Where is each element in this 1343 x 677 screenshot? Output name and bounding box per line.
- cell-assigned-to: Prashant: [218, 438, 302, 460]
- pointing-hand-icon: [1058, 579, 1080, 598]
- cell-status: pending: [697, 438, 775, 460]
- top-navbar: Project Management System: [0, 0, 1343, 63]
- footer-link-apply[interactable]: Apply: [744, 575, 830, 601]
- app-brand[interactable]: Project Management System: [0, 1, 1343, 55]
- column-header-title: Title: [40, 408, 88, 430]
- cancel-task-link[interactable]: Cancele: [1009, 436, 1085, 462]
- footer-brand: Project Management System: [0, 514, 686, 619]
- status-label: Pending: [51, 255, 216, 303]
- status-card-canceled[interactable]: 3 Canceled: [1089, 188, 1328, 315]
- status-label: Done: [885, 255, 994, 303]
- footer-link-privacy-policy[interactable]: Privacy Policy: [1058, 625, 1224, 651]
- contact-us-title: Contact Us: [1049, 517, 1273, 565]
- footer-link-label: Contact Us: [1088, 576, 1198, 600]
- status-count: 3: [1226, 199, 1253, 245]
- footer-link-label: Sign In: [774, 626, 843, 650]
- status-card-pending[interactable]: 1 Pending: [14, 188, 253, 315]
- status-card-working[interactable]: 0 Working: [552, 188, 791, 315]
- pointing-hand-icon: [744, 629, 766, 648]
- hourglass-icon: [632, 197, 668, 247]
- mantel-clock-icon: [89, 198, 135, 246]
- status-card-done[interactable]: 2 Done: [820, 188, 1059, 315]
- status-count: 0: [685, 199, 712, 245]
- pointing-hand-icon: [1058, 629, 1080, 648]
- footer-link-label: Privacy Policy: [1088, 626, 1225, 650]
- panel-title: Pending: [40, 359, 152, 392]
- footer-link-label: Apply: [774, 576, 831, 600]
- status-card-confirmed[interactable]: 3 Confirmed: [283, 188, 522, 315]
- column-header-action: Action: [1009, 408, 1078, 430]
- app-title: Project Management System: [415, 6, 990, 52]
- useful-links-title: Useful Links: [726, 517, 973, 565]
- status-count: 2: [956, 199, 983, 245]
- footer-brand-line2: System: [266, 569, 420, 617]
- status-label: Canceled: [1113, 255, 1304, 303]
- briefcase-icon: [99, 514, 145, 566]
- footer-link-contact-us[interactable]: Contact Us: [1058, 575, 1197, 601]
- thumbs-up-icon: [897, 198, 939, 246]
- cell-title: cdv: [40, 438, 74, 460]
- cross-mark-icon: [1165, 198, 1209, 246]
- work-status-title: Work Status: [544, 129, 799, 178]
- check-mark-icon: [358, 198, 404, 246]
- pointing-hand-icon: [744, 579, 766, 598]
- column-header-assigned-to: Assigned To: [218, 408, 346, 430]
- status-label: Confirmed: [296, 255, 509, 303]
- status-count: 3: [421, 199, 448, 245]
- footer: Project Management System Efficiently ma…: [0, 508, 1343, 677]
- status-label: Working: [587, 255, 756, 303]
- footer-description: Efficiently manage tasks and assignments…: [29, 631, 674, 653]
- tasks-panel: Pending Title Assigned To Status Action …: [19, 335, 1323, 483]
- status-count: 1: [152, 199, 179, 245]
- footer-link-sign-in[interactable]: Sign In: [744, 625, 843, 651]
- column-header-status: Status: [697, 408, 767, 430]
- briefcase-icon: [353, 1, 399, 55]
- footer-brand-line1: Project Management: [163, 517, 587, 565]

Stated goal: Give back the data above word for word, keeping every line in its original order and every character unchanged.

Solution to this task:
Where is each element in this 1343 x 677 screenshot? Output name and bounding box per line.
- cell-assigned-to: Prashant: [218, 438, 302, 460]
- pointing-hand-icon: [1058, 579, 1080, 598]
- cell-status: pending: [697, 438, 775, 460]
- top-navbar: Project Management System: [0, 0, 1343, 63]
- footer-link-apply[interactable]: Apply: [744, 575, 830, 601]
- app-brand[interactable]: Project Management System: [0, 1, 1343, 55]
- column-header-title: Title: [40, 408, 88, 430]
- cancel-task-link[interactable]: Cancele: [1009, 436, 1085, 462]
- footer-brand: Project Management System: [0, 514, 686, 619]
- status-label: Pending: [51, 255, 216, 303]
- status-card-canceled[interactable]: 3 Canceled: [1089, 188, 1328, 315]
- status-label: Done: [885, 255, 994, 303]
- footer-link-privacy-policy[interactable]: Privacy Policy: [1058, 625, 1224, 651]
- contact-us-title: Contact Us: [1049, 517, 1273, 565]
- footer-link-label: Contact Us: [1088, 576, 1198, 600]
- status-count: 3: [1226, 199, 1253, 245]
- footer-link-label: Sign In: [774, 626, 843, 650]
- status-card-pending[interactable]: 1 Pending: [14, 188, 253, 315]
- status-card-working[interactable]: 0 Working: [552, 188, 791, 315]
- pointing-hand-icon: [744, 629, 766, 648]
- hourglass-icon: [632, 197, 668, 247]
- mantel-clock-icon: [89, 198, 135, 246]
- status-card-done[interactable]: 2 Done: [820, 188, 1059, 315]
- status-count: 0: [685, 199, 712, 245]
- pointing-hand-icon: [1058, 629, 1080, 648]
- footer-link-label: Privacy Policy: [1088, 626, 1225, 650]
- panel-title: Pending: [40, 359, 152, 392]
- footer-link-label: Apply: [774, 576, 831, 600]
- status-card-confirmed[interactable]: 3 Confirmed: [283, 188, 522, 315]
- column-header-action: Action: [1009, 408, 1078, 430]
- app-title: Project Management System: [415, 6, 990, 52]
- useful-links-title: Useful Links: [726, 517, 973, 565]
- status-count: 2: [956, 199, 983, 245]
- footer-brand-line2: System: [266, 569, 420, 617]
- status-label: Canceled: [1113, 255, 1304, 303]
- briefcase-icon: [99, 514, 145, 566]
- footer-link-contact-us[interactable]: Contact Us: [1058, 575, 1197, 601]
- thumbs-up-icon: [897, 198, 939, 246]
- cell-title: cdv: [40, 438, 74, 460]
- cross-mark-icon: [1165, 198, 1209, 246]
- work-status-title: Work Status: [544, 129, 799, 178]
- check-mark-icon: [358, 198, 404, 246]
- pointing-hand-icon: [744, 579, 766, 598]
- column-header-assigned-to: Assigned To: [218, 408, 346, 430]
- status-label: Confirmed: [296, 255, 509, 303]
- status-count: 3: [421, 199, 448, 245]
- footer: Project Management System Efficiently ma…: [0, 508, 1343, 677]
- status-label: Working: [587, 255, 756, 303]
- footer-description: Efficiently manage tasks and assignments…: [29, 631, 674, 653]
- tasks-panel: Pending Title Assigned To Status Action …: [19, 335, 1323, 483]
- status-count: 1: [152, 199, 179, 245]
- footer-link-sign-in[interactable]: Sign In: [744, 625, 843, 651]
- column-header-status: Status: [697, 408, 767, 430]
- briefcase-icon: [353, 1, 399, 55]
- footer-brand-line1: Project Management: [163, 517, 587, 565]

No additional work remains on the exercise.